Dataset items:

──────────────────────────────

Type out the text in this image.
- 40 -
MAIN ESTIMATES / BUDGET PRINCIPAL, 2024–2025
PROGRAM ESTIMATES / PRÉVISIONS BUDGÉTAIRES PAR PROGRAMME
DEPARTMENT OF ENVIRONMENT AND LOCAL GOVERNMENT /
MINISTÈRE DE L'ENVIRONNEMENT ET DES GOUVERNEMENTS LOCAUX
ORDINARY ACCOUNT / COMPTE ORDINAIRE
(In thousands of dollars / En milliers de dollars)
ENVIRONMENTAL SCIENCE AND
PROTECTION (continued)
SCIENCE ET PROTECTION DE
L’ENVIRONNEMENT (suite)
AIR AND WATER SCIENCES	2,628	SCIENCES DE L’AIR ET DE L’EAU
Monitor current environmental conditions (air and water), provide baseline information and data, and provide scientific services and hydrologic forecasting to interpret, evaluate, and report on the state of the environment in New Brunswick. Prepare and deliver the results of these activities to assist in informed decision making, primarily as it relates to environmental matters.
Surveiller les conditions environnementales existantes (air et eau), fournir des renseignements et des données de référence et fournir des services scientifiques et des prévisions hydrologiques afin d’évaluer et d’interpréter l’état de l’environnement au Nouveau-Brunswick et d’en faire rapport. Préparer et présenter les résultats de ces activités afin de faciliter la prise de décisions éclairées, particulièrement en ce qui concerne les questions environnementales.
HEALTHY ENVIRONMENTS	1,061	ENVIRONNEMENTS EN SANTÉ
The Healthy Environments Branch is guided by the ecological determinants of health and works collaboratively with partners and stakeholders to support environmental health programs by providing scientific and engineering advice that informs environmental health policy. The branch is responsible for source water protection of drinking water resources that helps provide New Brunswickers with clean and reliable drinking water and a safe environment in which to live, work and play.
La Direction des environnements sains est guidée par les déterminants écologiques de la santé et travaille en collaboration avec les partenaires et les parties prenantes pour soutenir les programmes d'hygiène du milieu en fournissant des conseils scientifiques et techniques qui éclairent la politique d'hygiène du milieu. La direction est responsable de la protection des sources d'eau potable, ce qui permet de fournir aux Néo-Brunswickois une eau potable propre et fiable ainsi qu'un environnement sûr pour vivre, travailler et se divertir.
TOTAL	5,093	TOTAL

──────────────────────────────

THE PROBLEM
Output the listing above exactly as it appears.

OUTPUT FOR THIS EXERCISE
Type out the text in this image.
- 40 -
MAIN ESTIMATES / BUDGET PRINCIPAL, 2024–2025
PROGRAM ESTIMATES / PRÉVISIONS BUDGÉTAIRES PAR PROGRAMME
DEPARTMENT OF ENVIRONMENT AND LOCAL GOVERNMENT /
MINISTÈRE DE L'ENVIRONNEMENT ET DES GOUVERNEMENTS LOCAUX
ORDINARY ACCOUNT / COMPTE ORDINAIRE
(In thousands of dollars / En milliers de dollars)
ENVIRONMENTAL SCIENCE AND
PROTECTION (continued)
SCIENCE ET PROTECTION DE
L’ENVIRONNEMENT (suite)
AIR AND WATER SCIENCES	2,628	SCIENCES DE L’AIR ET DE L’EAU
Monitor current environmental conditions (air and water), provide baseline information and data, and provide scientific services and hydrologic forecasting to interpret, evaluate, and report on the state of the environment in New Brunswick. Prepare and deliver the results of these activities to assist in informed decision making, primarily as it relates to environmental matters.
Surveiller les conditions environnementales existantes (air et eau), fournir des renseignements et des données de référence et fournir des services scientifiques et des prévisions hydrologiques afin d’évaluer et d’interpréter l’état de l’environnement au Nouveau-Brunswick et d’en faire rapport. Préparer et présenter les résultats de ces activités afin de faciliter la prise de décisions éclairées, particulièrement en ce qui concerne les questions environnementales.
HEALTHY ENVIRONMENTS	1,061	ENVIRONNEMENTS EN SANTÉ
The Healthy Environments Branch is guided by the ecological determinants of health and works collaboratively with partners and stakeholders to support environmental health programs by providing scientific and engineering advice that informs environmental health policy. The branch is responsible for source water protection of drinking water resources that helps provide New Brunswickers with clean and reliable drinking water and a safe environment in which to live, work and play.
La Direction des environnements sains est guidée par les déterminants écologiques de la santé et travaille en collaboration avec les partenaires et les parties prenantes pour soutenir les programmes d'hygiène du milieu en fournissant des conseils scientifiques et techniques qui éclairent la politique d'hygiène du milieu. La direction est responsable de la protection des sources d'eau potable, ce qui permet de fournir aux Néo-Brunswickois une eau potable propre et fiable ainsi qu'un environnement sûr pour vivre, travailler et se divertir.
TOTAL	5,093	TOTAL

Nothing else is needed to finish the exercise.